Your task: Your task is to repeat the entries word for word while leaving out the pictures.

--- Begin Task data ---

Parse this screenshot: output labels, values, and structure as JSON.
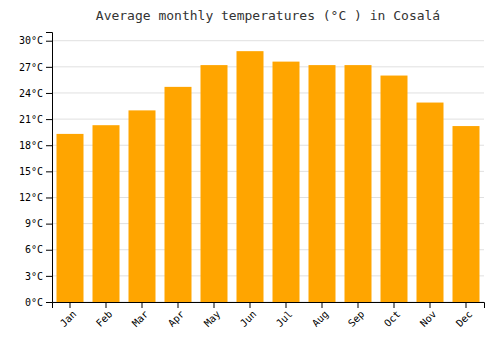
{
  "chart_data": {
    "type": "bar",
    "title": "Average monthly temperatures (°C ) in Cosalá",
    "categories": [
      "Jan",
      "Feb",
      "Mar",
      "Apr",
      "May",
      "Jun",
      "Jul",
      "Aug",
      "Sep",
      "Oct",
      "Nov",
      "Dec"
    ],
    "values": [
      19.3,
      20.3,
      22.0,
      24.7,
      27.2,
      28.8,
      27.6,
      27.2,
      27.2,
      26.0,
      22.9,
      20.2
    ],
    "color": "#FFA500",
    "ylim": [
      0,
      31
    ],
    "yticks": [
      {
        "value": 0,
        "label": "0°C"
      },
      {
        "value": 3,
        "label": "3°C"
      },
      {
        "value": 6,
        "label": "6°C"
      },
      {
        "value": 9,
        "label": "9°C"
      },
      {
        "value": 12,
        "label": "12°C"
      },
      {
        "value": 15,
        "label": "15°C"
      },
      {
        "value": 18,
        "label": "18°C"
      },
      {
        "value": 21,
        "label": "21°C"
      },
      {
        "value": 24,
        "label": "24°C"
      },
      {
        "value": 27,
        "label": "27°C"
      },
      {
        "value": 30,
        "label": "30°C"
      }
    ],
    "grid": true
  }
}
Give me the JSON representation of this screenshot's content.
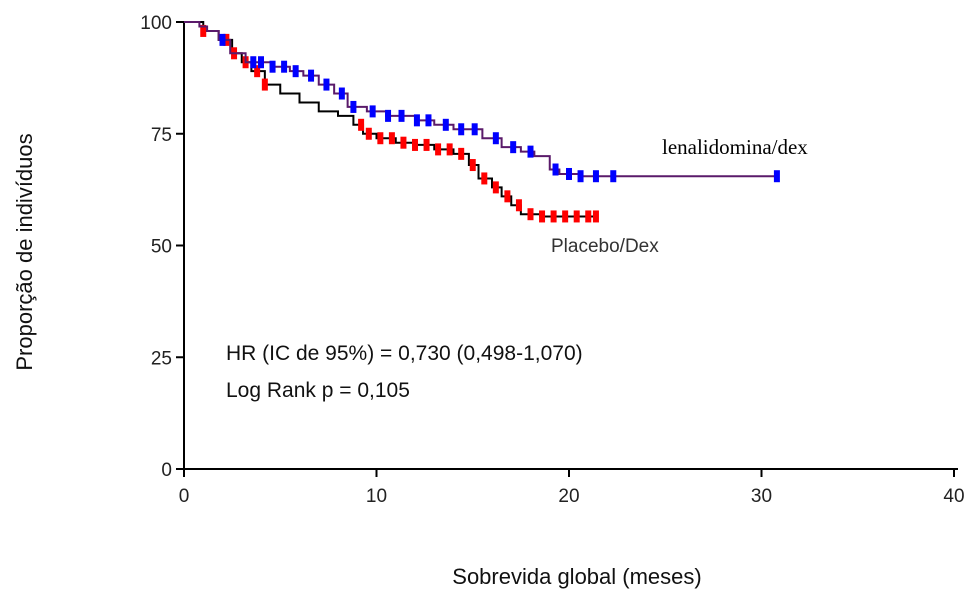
{
  "chart_data": {
    "type": "line",
    "title": "",
    "xlabel": "Sobrevida global (meses)",
    "ylabel": "Proporção de indivíduos",
    "xlim": [
      0,
      40
    ],
    "ylim": [
      0,
      100
    ],
    "x_ticks": [
      "0",
      "10",
      "20",
      "30",
      "40"
    ],
    "y_ticks": [
      "0",
      "25",
      "50",
      "75",
      "100"
    ],
    "grid": false,
    "annotations": [
      "HR (IC de 95%) = 0,730 (0,498-1,070)",
      "Log Rank p = 0,105"
    ],
    "series": [
      {
        "name": "lenalidomina/dex",
        "color": "#0000ff",
        "line_color": "#5a1a6a",
        "points": [
          [
            0,
            100
          ],
          [
            0.8,
            99
          ],
          [
            1.2,
            98
          ],
          [
            1.8,
            96
          ],
          [
            2.4,
            93
          ],
          [
            3.2,
            91
          ],
          [
            4.5,
            90
          ],
          [
            5.5,
            89
          ],
          [
            6.2,
            88
          ],
          [
            7.0,
            86
          ],
          [
            7.8,
            84
          ],
          [
            8.5,
            81
          ],
          [
            9.5,
            80
          ],
          [
            10.5,
            79
          ],
          [
            12.0,
            78
          ],
          [
            13.0,
            77
          ],
          [
            14.0,
            76
          ],
          [
            15.5,
            74
          ],
          [
            16.5,
            72
          ],
          [
            17.5,
            71
          ],
          [
            18.2,
            70
          ],
          [
            19.0,
            67
          ],
          [
            19.5,
            66
          ],
          [
            20.5,
            65.5
          ],
          [
            22.5,
            65.5
          ],
          [
            30.8,
            65.5
          ]
        ],
        "censor_x": [
          2.0,
          3.6,
          4.0,
          4.6,
          5.2,
          5.8,
          6.6,
          7.4,
          8.2,
          8.8,
          9.8,
          10.6,
          11.3,
          12.1,
          12.7,
          13.6,
          14.4,
          15.1,
          16.2,
          17.1,
          18.0,
          19.3,
          20.0,
          20.6,
          21.4,
          22.3,
          30.8
        ]
      },
      {
        "name": "Placebo/Dex",
        "color": "#ff0000",
        "line_color": "#000000",
        "points": [
          [
            0,
            100
          ],
          [
            1.0,
            98
          ],
          [
            1.8,
            96
          ],
          [
            2.5,
            93
          ],
          [
            3.0,
            91
          ],
          [
            3.5,
            89
          ],
          [
            4.2,
            86
          ],
          [
            5.0,
            84
          ],
          [
            6.0,
            82
          ],
          [
            7.0,
            80
          ],
          [
            8.0,
            79
          ],
          [
            8.8,
            77
          ],
          [
            9.3,
            75
          ],
          [
            10.0,
            74
          ],
          [
            11.0,
            73
          ],
          [
            12.0,
            72.5
          ],
          [
            13.0,
            71.5
          ],
          [
            14.0,
            70.5
          ],
          [
            14.8,
            68
          ],
          [
            15.3,
            65
          ],
          [
            16.0,
            63
          ],
          [
            16.5,
            61
          ],
          [
            17.0,
            59
          ],
          [
            17.5,
            57
          ],
          [
            18.5,
            56.5
          ],
          [
            21.4,
            56.5
          ]
        ],
        "censor_x": [
          1.0,
          2.2,
          2.6,
          3.2,
          3.8,
          4.2,
          9.2,
          9.6,
          10.2,
          10.8,
          11.4,
          12.0,
          12.6,
          13.2,
          13.8,
          14.4,
          15.0,
          15.6,
          16.2,
          16.8,
          17.4,
          18.0,
          18.6,
          19.2,
          19.8,
          20.4,
          21.0,
          21.4
        ]
      }
    ]
  }
}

--- End Task data ---

Reply to the task:
Parse this screenshot: output labels, values, and structure as JSON.
{
  "chart_data": {
    "type": "bar",
    "title": "Average monthly temperatures (°C ) in Cosalá",
    "categories": [
      "Jan",
      "Feb",
      "Mar",
      "Apr",
      "May",
      "Jun",
      "Jul",
      "Aug",
      "Sep",
      "Oct",
      "Nov",
      "Dec"
    ],
    "values": [
      19.3,
      20.3,
      22.0,
      24.7,
      27.2,
      28.8,
      27.6,
      27.2,
      27.2,
      26.0,
      22.9,
      20.2
    ],
    "color": "#FFA500",
    "ylim": [
      0,
      31
    ],
    "yticks": [
      {
        "value": 0,
        "label": "0°C"
      },
      {
        "value": 3,
        "label": "3°C"
      },
      {
        "value": 6,
        "label": "6°C"
      },
      {
        "value": 9,
        "label": "9°C"
      },
      {
        "value": 12,
        "label": "12°C"
      },
      {
        "value": 15,
        "label": "15°C"
      },
      {
        "value": 18,
        "label": "18°C"
      },
      {
        "value": 21,
        "label": "21°C"
      },
      {
        "value": 24,
        "label": "24°C"
      },
      {
        "value": 27,
        "label": "27°C"
      },
      {
        "value": 30,
        "label": "30°C"
      }
    ],
    "grid": true
  }
}
Give me the JSON representation of this screenshot's content.
{
  "chart_data": {
    "type": "line",
    "title": "",
    "xlabel": "Sobrevida global (meses)",
    "ylabel": "Proporção de indivíduos",
    "xlim": [
      0,
      40
    ],
    "ylim": [
      0,
      100
    ],
    "x_ticks": [
      "0",
      "10",
      "20",
      "30",
      "40"
    ],
    "y_ticks": [
      "0",
      "25",
      "50",
      "75",
      "100"
    ],
    "grid": false,
    "annotations": [
      "HR (IC de 95%) = 0,730 (0,498-1,070)",
      "Log Rank p = 0,105"
    ],
    "series": [
      {
        "name": "lenalidomina/dex",
        "color": "#0000ff",
        "line_color": "#5a1a6a",
        "points": [
          [
            0,
            100
          ],
          [
            0.8,
            99
          ],
          [
            1.2,
            98
          ],
          [
            1.8,
            96
          ],
          [
            2.4,
            93
          ],
          [
            3.2,
            91
          ],
          [
            4.5,
            90
          ],
          [
            5.5,
            89
          ],
          [
            6.2,
            88
          ],
          [
            7.0,
            86
          ],
          [
            7.8,
            84
          ],
          [
            8.5,
            81
          ],
          [
            9.5,
            80
          ],
          [
            10.5,
            79
          ],
          [
            12.0,
            78
          ],
          [
            13.0,
            77
          ],
          [
            14.0,
            76
          ],
          [
            15.5,
            74
          ],
          [
            16.5,
            72
          ],
          [
            17.5,
            71
          ],
          [
            18.2,
            70
          ],
          [
            19.0,
            67
          ],
          [
            19.5,
            66
          ],
          [
            20.5,
            65.5
          ],
          [
            22.5,
            65.5
          ],
          [
            30.8,
            65.5
          ]
        ],
        "censor_x": [
          2.0,
          3.6,
          4.0,
          4.6,
          5.2,
          5.8,
          6.6,
          7.4,
          8.2,
          8.8,
          9.8,
          10.6,
          11.3,
          12.1,
          12.7,
          13.6,
          14.4,
          15.1,
          16.2,
          17.1,
          18.0,
          19.3,
          20.0,
          20.6,
          21.4,
          22.3,
          30.8
        ]
      },
      {
        "name": "Placebo/Dex",
        "color": "#ff0000",
        "line_color": "#000000",
        "points": [
          [
            0,
            100
          ],
          [
            1.0,
            98
          ],
          [
            1.8,
            96
          ],
          [
            2.5,
            93
          ],
          [
            3.0,
            91
          ],
          [
            3.5,
            89
          ],
          [
            4.2,
            86
          ],
          [
            5.0,
            84
          ],
          [
            6.0,
            82
          ],
          [
            7.0,
            80
          ],
          [
            8.0,
            79
          ],
          [
            8.8,
            77
          ],
          [
            9.3,
            75
          ],
          [
            10.0,
            74
          ],
          [
            11.0,
            73
          ],
          [
            12.0,
            72.5
          ],
          [
            13.0,
            71.5
          ],
          [
            14.0,
            70.5
          ],
          [
            14.8,
            68
          ],
          [
            15.3,
            65
          ],
          [
            16.0,
            63
          ],
          [
            16.5,
            61
          ],
          [
            17.0,
            59
          ],
          [
            17.5,
            57
          ],
          [
            18.5,
            56.5
          ],
          [
            21.4,
            56.5
          ]
        ],
        "censor_x": [
          1.0,
          2.2,
          2.6,
          3.2,
          3.8,
          4.2,
          9.2,
          9.6,
          10.2,
          10.8,
          11.4,
          12.0,
          12.6,
          13.2,
          13.8,
          14.4,
          15.0,
          15.6,
          16.2,
          16.8,
          17.4,
          18.0,
          18.6,
          19.2,
          19.8,
          20.4,
          21.0,
          21.4
        ]
      }
    ]
  }
}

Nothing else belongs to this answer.